PROMPT:
Reproduce the listing below in full and without alteration, apart from its pictures.

* Begin DATA RECORDS *

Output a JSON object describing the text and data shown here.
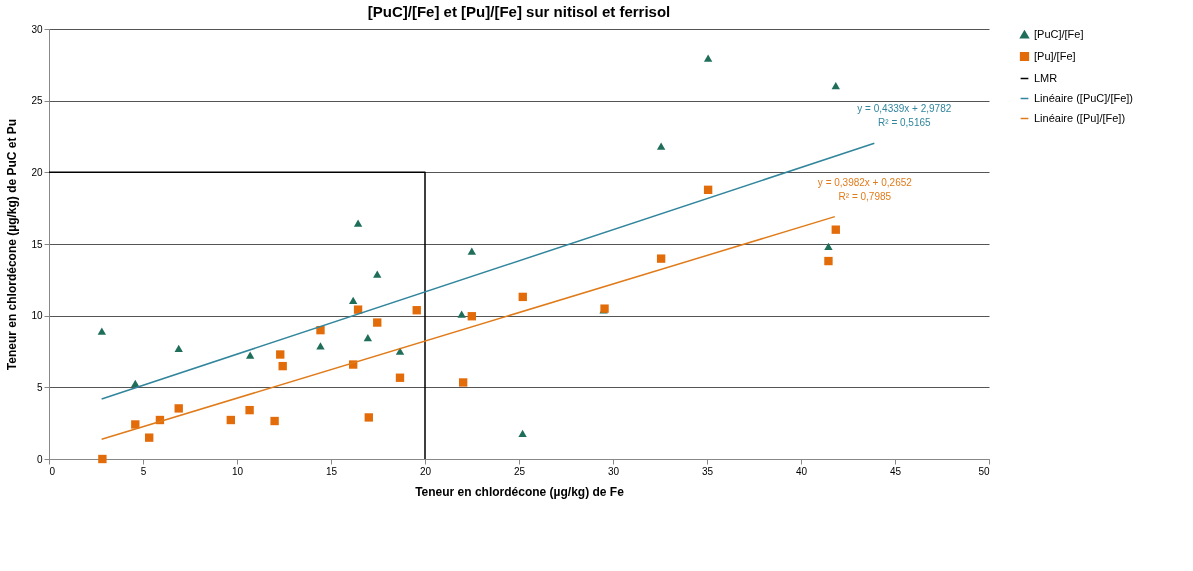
{
  "chart_data": {
    "type": "scatter",
    "title": "[PuC]/[Fe] et [Pu]/[Fe] sur nitisol et ferrisol",
    "xlabel": "Teneur en chlordécone (µg/kg) de Fe",
    "ylabel": "Teneur en chlordécone (µg/kg) de PuC et Pu",
    "xlim": [
      0,
      50
    ],
    "xticks": [
      0,
      5,
      10,
      15,
      20,
      25,
      30,
      35,
      40,
      45,
      50
    ],
    "ylim": [
      0,
      30
    ],
    "yticks": [
      0,
      5,
      10,
      15,
      20,
      25,
      30
    ],
    "grid": "y",
    "legend": "right",
    "series": [
      {
        "name": "[PuC]/[Fe]",
        "marker": "triangle",
        "color": "#1f6e5a",
        "x": [
          2.81,
          4.59,
          6.9,
          10.7,
          14.44,
          16.18,
          16.44,
          16.96,
          17.46,
          18.67,
          21.95,
          22.49,
          25.19,
          29.5,
          32.56,
          35.06,
          41.46,
          41.85
        ],
        "values": [
          8.92,
          5.27,
          7.71,
          7.24,
          7.89,
          11.07,
          16.46,
          8.47,
          12.89,
          7.52,
          10.1,
          14.51,
          1.79,
          10.4,
          21.82,
          27.97,
          14.83,
          26.05
        ]
      },
      {
        "name": "[Pu]/[Fe]",
        "marker": "square",
        "color": "#e36c0a",
        "x": [
          2.84,
          4.59,
          5.33,
          5.9,
          6.9,
          9.67,
          10.67,
          12.0,
          12.3,
          12.43,
          14.44,
          16.18,
          16.44,
          17.01,
          17.46,
          18.67,
          19.56,
          22.03,
          22.49,
          25.2,
          29.55,
          32.56,
          35.06,
          41.46,
          41.85
        ],
        "values": [
          0,
          2.41,
          1.49,
          2.72,
          3.53,
          2.72,
          3.41,
          2.65,
          7.29,
          6.48,
          8.99,
          6.59,
          10.42,
          2.9,
          9.52,
          5.67,
          10.38,
          5.34,
          9.96,
          11.31,
          10.49,
          13.98,
          18.78,
          13.81,
          16.0
        ]
      },
      {
        "name": "LMR",
        "type": "line",
        "marker": "none",
        "color": "#000000",
        "x": [
          0,
          20,
          20
        ],
        "values": [
          20,
          20,
          0
        ]
      },
      {
        "name": "Linéaire ([PuC]/[Fe])",
        "type": "line",
        "marker": "none",
        "color": "#31859c",
        "x": [
          2.8,
          43.9
        ],
        "values": [
          4.19,
          22.03
        ]
      },
      {
        "name": "Linéaire ([Pu]/[Fe])",
        "type": "line",
        "marker": "none",
        "color": "#e07b1a",
        "x": [
          2.8,
          41.8
        ],
        "values": [
          1.38,
          16.91
        ]
      }
    ],
    "annotations": [
      "y = 0,4339x + 2,9782",
      "R² = 0,5165",
      "y = 0,3982x + 0,2652",
      "R² = 0,7985"
    ]
  }
}
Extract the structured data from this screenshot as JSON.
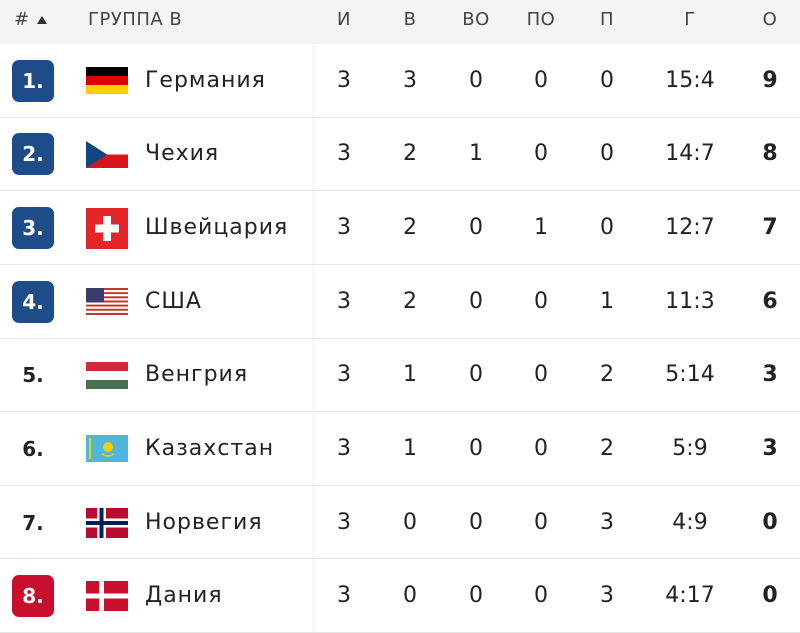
{
  "header": {
    "rank": "#",
    "group": "ГРУППА В",
    "columns": [
      "И",
      "В",
      "ВО",
      "ПО",
      "П",
      "Г",
      "О"
    ]
  },
  "rows": [
    {
      "rank": "1.",
      "team": "Германия",
      "stats": [
        3,
        3,
        0,
        0,
        0,
        "15:4",
        9
      ],
      "badge_color": "#1d4c88"
    },
    {
      "rank": "2.",
      "team": "Чехия",
      "stats": [
        3,
        2,
        1,
        0,
        0,
        "14:7",
        8
      ],
      "badge_color": "#1d4c88"
    },
    {
      "rank": "3.",
      "team": "Швейцария",
      "stats": [
        3,
        2,
        0,
        1,
        0,
        "12:7",
        7
      ],
      "badge_color": "#1d4c88"
    },
    {
      "rank": "4.",
      "team": "США",
      "stats": [
        3,
        2,
        0,
        0,
        1,
        "11:3",
        6
      ],
      "badge_color": "#1d4c88"
    },
    {
      "rank": "5.",
      "team": "Венгрия",
      "stats": [
        3,
        1,
        0,
        0,
        2,
        "5:14",
        3
      ]
    },
    {
      "rank": "6.",
      "team": "Казахстан",
      "stats": [
        3,
        1,
        0,
        0,
        2,
        "5:9",
        3
      ]
    },
    {
      "rank": "7.",
      "team": "Норвегия",
      "stats": [
        3,
        0,
        0,
        0,
        3,
        "4:9",
        0
      ]
    },
    {
      "rank": "8.",
      "team": "Дания",
      "stats": [
        3,
        0,
        0,
        0,
        3,
        "4:17",
        0
      ],
      "badge_color": "#c8102e"
    }
  ]
}
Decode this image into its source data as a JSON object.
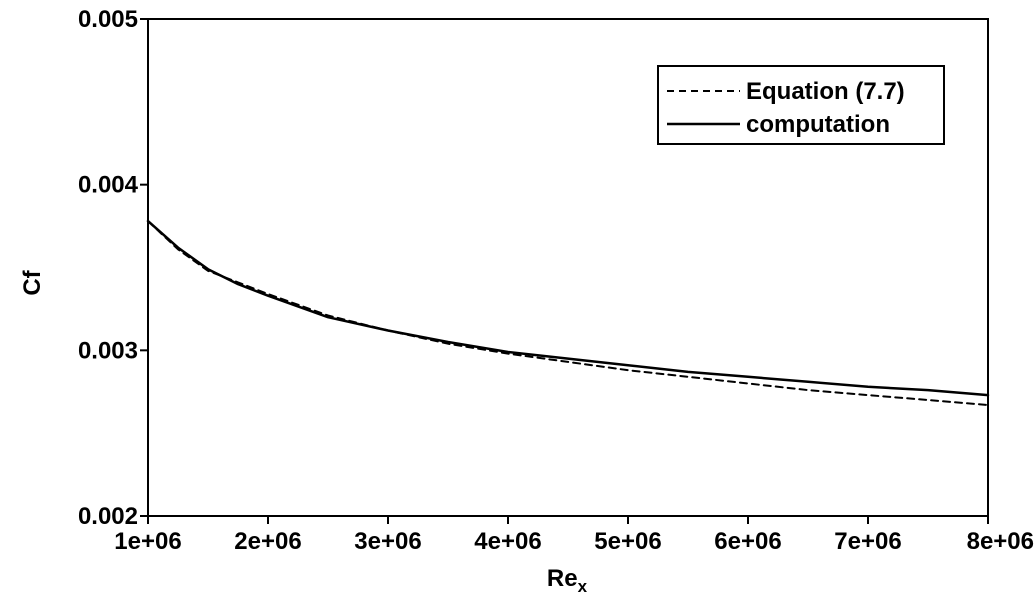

* End DATA RECORDS *

TASK RESPONSE:
Output a JSON object describing the text and data shown here.
{
  "chart_data": {
    "type": "scatter",
    "title": "[PuC]/[Fe] et [Pu]/[Fe] sur nitisol et ferrisol",
    "xlabel": "Teneur en chlordécone (µg/kg) de Fe",
    "ylabel": "Teneur en chlordécone (µg/kg) de PuC et Pu",
    "xlim": [
      0,
      50
    ],
    "xticks": [
      0,
      5,
      10,
      15,
      20,
      25,
      30,
      35,
      40,
      45,
      50
    ],
    "ylim": [
      0,
      30
    ],
    "yticks": [
      0,
      5,
      10,
      15,
      20,
      25,
      30
    ],
    "grid": "y",
    "legend": "right",
    "series": [
      {
        "name": "[PuC]/[Fe]",
        "marker": "triangle",
        "color": "#1f6e5a",
        "x": [
          2.81,
          4.59,
          6.9,
          10.7,
          14.44,
          16.18,
          16.44,
          16.96,
          17.46,
          18.67,
          21.95,
          22.49,
          25.19,
          29.5,
          32.56,
          35.06,
          41.46,
          41.85
        ],
        "values": [
          8.92,
          5.27,
          7.71,
          7.24,
          7.89,
          11.07,
          16.46,
          8.47,
          12.89,
          7.52,
          10.1,
          14.51,
          1.79,
          10.4,
          21.82,
          27.97,
          14.83,
          26.05
        ]
      },
      {
        "name": "[Pu]/[Fe]",
        "marker": "square",
        "color": "#e36c0a",
        "x": [
          2.84,
          4.59,
          5.33,
          5.9,
          6.9,
          9.67,
          10.67,
          12.0,
          12.3,
          12.43,
          14.44,
          16.18,
          16.44,
          17.01,
          17.46,
          18.67,
          19.56,
          22.03,
          22.49,
          25.2,
          29.55,
          32.56,
          35.06,
          41.46,
          41.85
        ],
        "values": [
          0,
          2.41,
          1.49,
          2.72,
          3.53,
          2.72,
          3.41,
          2.65,
          7.29,
          6.48,
          8.99,
          6.59,
          10.42,
          2.9,
          9.52,
          5.67,
          10.38,
          5.34,
          9.96,
          11.31,
          10.49,
          13.98,
          18.78,
          13.81,
          16.0
        ]
      },
      {
        "name": "LMR",
        "type": "line",
        "marker": "none",
        "color": "#000000",
        "x": [
          0,
          20,
          20
        ],
        "values": [
          20,
          20,
          0
        ]
      },
      {
        "name": "Linéaire ([PuC]/[Fe])",
        "type": "line",
        "marker": "none",
        "color": "#31859c",
        "x": [
          2.8,
          43.9
        ],
        "values": [
          4.19,
          22.03
        ]
      },
      {
        "name": "Linéaire ([Pu]/[Fe])",
        "type": "line",
        "marker": "none",
        "color": "#e07b1a",
        "x": [
          2.8,
          41.8
        ],
        "values": [
          1.38,
          16.91
        ]
      }
    ],
    "annotations": [
      "y = 0,4339x + 2,9782",
      "R² = 0,5165",
      "y = 0,3982x + 0,2652",
      "R² = 0,7985"
    ]
  }
}
Extract the structured data from this screenshot as JSON.
{
  "header": {
    "rank": "#",
    "group": "ГРУППА В",
    "columns": [
      "И",
      "В",
      "ВО",
      "ПО",
      "П",
      "Г",
      "О"
    ]
  },
  "rows": [
    {
      "rank": "1.",
      "team": "Германия",
      "stats": [
        3,
        3,
        0,
        0,
        0,
        "15:4",
        9
      ],
      "badge_color": "#1d4c88"
    },
    {
      "rank": "2.",
      "team": "Чехия",
      "stats": [
        3,
        2,
        1,
        0,
        0,
        "14:7",
        8
      ],
      "badge_color": "#1d4c88"
    },
    {
      "rank": "3.",
      "team": "Швейцария",
      "stats": [
        3,
        2,
        0,
        1,
        0,
        "12:7",
        7
      ],
      "badge_color": "#1d4c88"
    },
    {
      "rank": "4.",
      "team": "США",
      "stats": [
        3,
        2,
        0,
        0,
        1,
        "11:3",
        6
      ],
      "badge_color": "#1d4c88"
    },
    {
      "rank": "5.",
      "team": "Венгрия",
      "stats": [
        3,
        1,
        0,
        0,
        2,
        "5:14",
        3
      ]
    },
    {
      "rank": "6.",
      "team": "Казахстан",
      "stats": [
        3,
        1,
        0,
        0,
        2,
        "5:9",
        3
      ]
    },
    {
      "rank": "7.",
      "team": "Норвегия",
      "stats": [
        3,
        0,
        0,
        0,
        3,
        "4:9",
        0
      ]
    },
    {
      "rank": "8.",
      "team": "Дания",
      "stats": [
        3,
        0,
        0,
        0,
        3,
        "4:17",
        0
      ],
      "badge_color": "#c8102e"
    }
  ]
}
Decode this image into its source data as a JSON object.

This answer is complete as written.